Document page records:
• • • • •
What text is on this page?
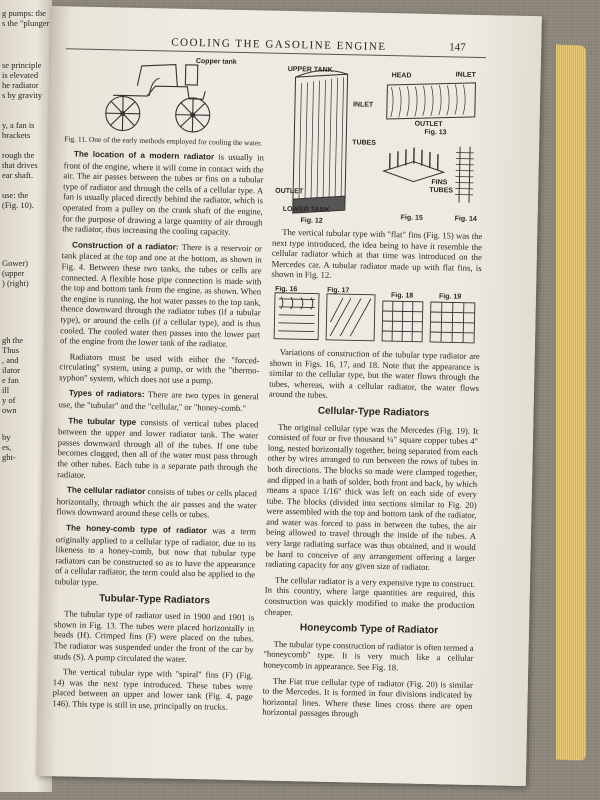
g pumps: the
s the "plunger
se principle
is elevated
he radiator
s by gravity
y, a fan is
brackets
rough the
that drives
ear shaft.
use: the
(Fig. 10).
Gower)
(upper
) (right)
gh the
Thus
, and
ilator
e fan
ill
y of
own
by
es,
ght-
COOLING THE GASOLINE ENGINE	147
Copper tank

Fig. 11. One of the early methods employed for cooling the water.

The location of a modern radiator is usually in front of the engine, where it will come in contact with the air. The air passes between the tubes or fins on a tubular type of radiator and through the cells of a cellular type. A fan is usually placed directly behind the radiator, which is operated from a pulley on the crank shaft of the engine, for the purpose of drawing a large quantity of air through the radiator, thus increasing the cooling capacity.

Construction of a radiator: There is a reservoir or tank placed at the top and one at the bottom, as shown in Fig. 4. Between these two tanks, the tubes or cells are connected. A flexible hose pipe connection is made with the top and bottom tank from the engine, as shown. When the engine is running, the hot water passes to the top tank, thence downward through the radiator tubes (if a tubular type), or around the cells (if a cellular type), and is thus cooled. The cooled water then passes into the lower part of the engine from the lower tank of the radiator.

Radiators must be used with either the "forced-circulating" system, using a pump, or with the "thermo-syphon" system, which does not use a pump.

Types of radiators: There are two types in general use, the "tubular" and the "cellular," or "honey-comb."

The tubular type consists of vertical tubes placed between the upper and lower radiator tank. The water passes downward through all of the tubes. If one tube becomes clogged, then all of the water must pass through the other tubes. Each tube is a separate path through the radiator.

The cellular radiator consists of tubes or cells placed horizontally, through which the air passes and the water flows downward around these cells or tubes.

The honey-comb type of radiator was a term originally applied to a cellular type of radiator, due to its likeness to a honey-comb, but now that tubular type radiators can be constructed so as to have the appearance of a cellular radiator, the term could also be applied to the tubular type.

Tubular-Type Radiators

The tubular type of radiator used in 1900 and 1901 is shown in Fig. 13. The tubes were placed horizontally in heads (H). Crimped fins (F) were placed on the tubes. The radiator was suspended under the front of the car by studs (S). A pump circulated the water.

The vertical tubular type with "spiral" fins (F) (Fig. 14) was the next type introduced. These tubes were placed between an upper and lower tank (Fig. 4, page 146). This type is still in use, principally on trucks.

UPPER TANK
INLET
TUBES
OUTLET
LOWER TANK
Fig. 12
HEAD	INLET
OUTLET
Fig. 13
FINS
TUBES
Fig. 15	Fig. 14

The vertical tubular type with "flat" fins (Fig. 15) was the next type introduced, the idea being to have it resemble the cellular radiator which at that time was introduced on the Mercedes car. A tubular radiator made up with flat fins, is shown in Fig. 12.

Fig. 16	Fig. 17
Fig. 18	Fig. 19

Variations of construction of the tubular type radiator are shown in Figs. 16, 17, and 18. Note that the appearance is similar to the cellular type, but the water flows through the tubes, whereas, with a cellular radiator, the water flows around the tubes.

Cellular-Type Radiators

The original cellular type was the Mercedes (Fig. 19). It consisted of four or five thousand ¼" square copper tubes 4" long, nested horizontally together, being separated from each other by wires arranged to run between the rows of tubes in both directions. The blocks so made were clamped together, and dipped in a bath of solder, both front and back, by which means a space 1/16" thick was left on each side of every tube. The blocks (divided into sections similar to Fig. 20) were assembled with the top and bottom tank of the radiator, and water was forced to pass in between the tubes, the air being allowed to travel through the inside of the tubes. A very large radiating surface was thus obtained, and it would be hard to conceive of any arrangement offering a larger radiating capacity for any given size of radiator.

The cellular radiator is a very expensive type to construct. In this country, where large quantities are required, this construction was quickly modified to make the production cheaper.

Honeycomb Type of Radiator

The tubular type construction of radiator is often termed a "honeycomb" type. It is very much like a cellular honeycomb in appearance. See Fig. 18.

The Fiat true cellular type of radiator (Fig. 20) is similar to the Mercedes. It is formed in four divisions indicated by horizontal lines. Where these lines cross there are open horizontal passages through
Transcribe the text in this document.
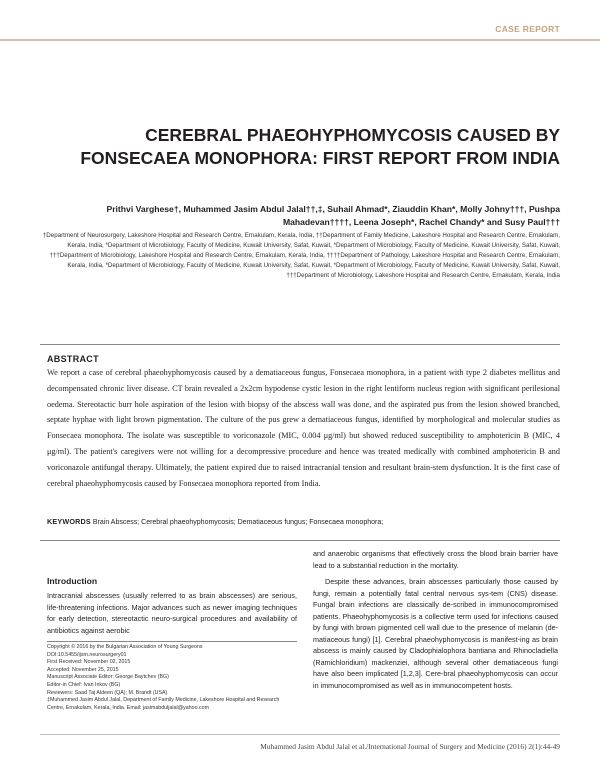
CASE REPORT
CEREBRAL PHAEOHYPHOMYCOSIS CAUSED BY FONSECAEA MONOPHORA: FIRST REPORT FROM INDIA
Prithvi Varghese†, Muhammed Jasim Abdul Jalal††,‡, Suhail Ahmad*, Ziauddin Khan*, Molly Johny†††, Pushpa Mahadevan††††, Leena Joseph*, Rachel Chandy* and Susy Paul†††
†Department of Neurosurgery, Lakeshore Hospital and Research Centre, Ernakulam, Kerala, India, ††Department of Family Medicine, Lakeshore Hospital and Research Centre, Ernakulam, Kerala, India, *Department of Microbiology, Faculty of Medicine, Kuwait University, Safat, Kuwait, *Department of Microbiology, Faculty of Medicine, Kuwait University, Safat, Kuwait, †††Department of Microbiology, Lakeshore Hospital and Research Centre, Ernakulam, Kerala, India, ††††Department of Pathology, Lakeshore Hospital and Research Centre, Ernakulam, Kerala, India, *Department of Microbiology, Faculty of Medicine, Kuwait University, Safat, Kuwait, *Department of Microbiology, Faculty of Medicine, Kuwait University, Safat, Kuwait, †††Department of Microbiology, Lakeshore Hospital and Research Centre, Ernakulam, Kerala, India
ABSTRACT
We report a case of cerebral phaeohyphomycosis caused by a dematiaceous fungus, Fonsecaea monophora, in a patient with type 2 diabetes mellitus and decompensated chronic liver disease. CT brain revealed a 2x2cm hypodense cystic lesion in the right lentiform nucleus region with significant perilesional oedema. Stereotactic burr hole aspiration of the lesion with biopsy of the abscess wall was done, and the aspirated pus from the lesion showed branched, septate hyphae with light brown pigmentation. The culture of the pus grew a dematiaceous fungus, identified by morphological and molecular studies as Fonsecaea monophora. The isolate was susceptible to voriconazole (MIC, 0.004 μg/ml) but showed reduced susceptibility to amphotericin B (MIC, 4 μg/ml). The patient's caregivers were not willing for a decompressive procedure and hence was treated medically with combined amphotericin B and voriconazole antifungal therapy. Ultimately, the patient expired due to raised intracranial tension and resultant brain-stem dysfunction. It is the first case of cerebral phaeohyphomycosis caused by Fonsecaea monophora reported from India.
KEYWORDS Brain Abscess; Cerebral phaeohyphomycosis; Dematiaceous fungus; Fonsecaea monophora;
Introduction
Intracranial abscesses (usually referred to as brain abscesses) are serious, life-threatening infections. Major advances such as newer imaging techniques for early detection, stereotactic neuro-surgical procedures and availability of antibiotics against aerobic
Copyright © 2016 by the Bulgarian Association of Young Surgeons
DOI:10.5455/ijsm.neurosurgery01
First Received: November 02, 2015
Accepted: November 25, 2015
Manuscript Associate Editor: George Baytchev (BG)
Editor-in Chief: Ivan Inkov (BG)
Reviewers: Saad Taj Aldeen (QA); M. Brandt (USA)
‡Muhammed Jasim Abdul Jalal, Department of Family Medicine, Lakeshore Hospital and Research Centre, Ernakulam, Kerala, India. Email: jasimabduljalal@yahoo.com

and anaerobic organisms that effectively cross the blood brain barrier have lead to a substantial reduction in the mortality.

Despite these advances, brain abscesses particularly those caused by fungi, remain a potentially fatal central nervous sys-tem (CNS) disease. Fungal brain infections are classically de-scribed in immunocompromised patients. Phaeohyphomycosis is a collective term used for infections caused by fungi with brown pigmented cell wall due to the presence of melanin (de-matiaceous fungi) [1]. Cerebral phaeohyphomycosis is manifest-ing as brain abscess is mainly caused by Cladophialophora bantiana and Rhinocladiella (Ramichloridium) mackenziei, although several other dematiaceous fungi have also been implicated [1,2,3]. Cere-bral phaeohyphomycosis can occur in immunocompromised as well as in immunocompetent hosts.

Muhammed Jasim Abdul Jalal et al./International Journal of Surgery and Medicine (2016) 2(1):44-49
• • • • •
### WORK INSTRUCTION
Lines holding "text": please count them in the data above and reply with the number alone.

### RESPONSE TO THE EXERCISE
2